Part of a data file
>>>>

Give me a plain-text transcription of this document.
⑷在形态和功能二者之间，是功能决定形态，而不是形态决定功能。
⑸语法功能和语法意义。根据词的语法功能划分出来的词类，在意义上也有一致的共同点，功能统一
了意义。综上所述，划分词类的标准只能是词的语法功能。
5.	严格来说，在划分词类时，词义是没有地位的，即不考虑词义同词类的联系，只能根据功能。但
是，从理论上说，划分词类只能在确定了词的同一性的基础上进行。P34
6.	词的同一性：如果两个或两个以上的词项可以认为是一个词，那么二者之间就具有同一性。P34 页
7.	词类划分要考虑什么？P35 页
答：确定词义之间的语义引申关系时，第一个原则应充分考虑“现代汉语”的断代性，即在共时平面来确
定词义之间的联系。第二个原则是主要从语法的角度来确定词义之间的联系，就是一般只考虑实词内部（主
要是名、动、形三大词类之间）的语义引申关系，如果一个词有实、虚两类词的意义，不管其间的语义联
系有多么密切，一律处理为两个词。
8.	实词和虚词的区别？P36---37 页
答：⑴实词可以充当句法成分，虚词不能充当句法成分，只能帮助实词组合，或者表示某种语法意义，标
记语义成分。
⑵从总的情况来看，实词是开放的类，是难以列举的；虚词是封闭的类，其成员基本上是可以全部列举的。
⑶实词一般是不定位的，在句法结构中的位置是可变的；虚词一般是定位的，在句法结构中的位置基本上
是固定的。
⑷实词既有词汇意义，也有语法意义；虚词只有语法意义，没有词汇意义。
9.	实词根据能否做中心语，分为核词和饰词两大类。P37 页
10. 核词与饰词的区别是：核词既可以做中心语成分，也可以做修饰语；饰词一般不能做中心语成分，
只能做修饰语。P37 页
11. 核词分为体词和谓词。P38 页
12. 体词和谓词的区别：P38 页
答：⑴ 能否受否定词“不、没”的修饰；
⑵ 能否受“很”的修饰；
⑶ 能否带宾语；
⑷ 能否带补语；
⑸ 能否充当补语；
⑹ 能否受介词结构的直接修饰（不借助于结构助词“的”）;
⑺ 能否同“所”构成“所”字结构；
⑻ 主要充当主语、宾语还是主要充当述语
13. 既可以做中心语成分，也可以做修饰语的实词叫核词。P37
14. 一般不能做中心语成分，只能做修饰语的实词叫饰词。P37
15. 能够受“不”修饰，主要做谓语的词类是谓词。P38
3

<<<<

## Problem details
Output the entries exactly.

## Full response
Give me a plain-text transcription of this document.
⑷在形态和功能二者之间，是功能决定形态，而不是形态决定功能。
⑸语法功能和语法意义。根据词的语法功能划分出来的词类，在意义上也有一致的共同点，功能统一
了意义。综上所述，划分词类的标准只能是词的语法功能。
5.	严格来说，在划分词类时，词义是没有地位的，即不考虑词义同词类的联系，只能根据功能。但
是，从理论上说，划分词类只能在确定了词的同一性的基础上进行。P34
6.	词的同一性：如果两个或两个以上的词项可以认为是一个词，那么二者之间就具有同一性。P34 页
7.	词类划分要考虑什么？P35 页
答：确定词义之间的语义引申关系时，第一个原则应充分考虑“现代汉语”的断代性，即在共时平面来确
定词义之间的联系。第二个原则是主要从语法的角度来确定词义之间的联系，就是一般只考虑实词内部（主
要是名、动、形三大词类之间）的语义引申关系，如果一个词有实、虚两类词的意义，不管其间的语义联
系有多么密切，一律处理为两个词。
8.	实词和虚词的区别？P36---37 页
答：⑴实词可以充当句法成分，虚词不能充当句法成分，只能帮助实词组合，或者表示某种语法意义，标
记语义成分。
⑵从总的情况来看，实词是开放的类，是难以列举的；虚词是封闭的类，其成员基本上是可以全部列举的。
⑶实词一般是不定位的，在句法结构中的位置是可变的；虚词一般是定位的，在句法结构中的位置基本上
是固定的。
⑷实词既有词汇意义，也有语法意义；虚词只有语法意义，没有词汇意义。
9.	实词根据能否做中心语，分为核词和饰词两大类。P37 页
10. 核词与饰词的区别是：核词既可以做中心语成分，也可以做修饰语；饰词一般不能做中心语成分，
只能做修饰语。P37 页
11. 核词分为体词和谓词。P38 页
12. 体词和谓词的区别：P38 页
答：⑴ 能否受否定词“不、没”的修饰；
⑵ 能否受“很”的修饰；
⑶ 能否带宾语；
⑷ 能否带补语；
⑸ 能否充当补语；
⑹ 能否受介词结构的直接修饰（不借助于结构助词“的”）;
⑺ 能否同“所”构成“所”字结构；
⑻ 主要充当主语、宾语还是主要充当述语
13. 既可以做中心语成分，也可以做修饰语的实词叫核词。P37
14. 一般不能做中心语成分，只能做修饰语的实词叫饰词。P37
15. 能够受“不”修饰，主要做谓语的词类是谓词。P38
3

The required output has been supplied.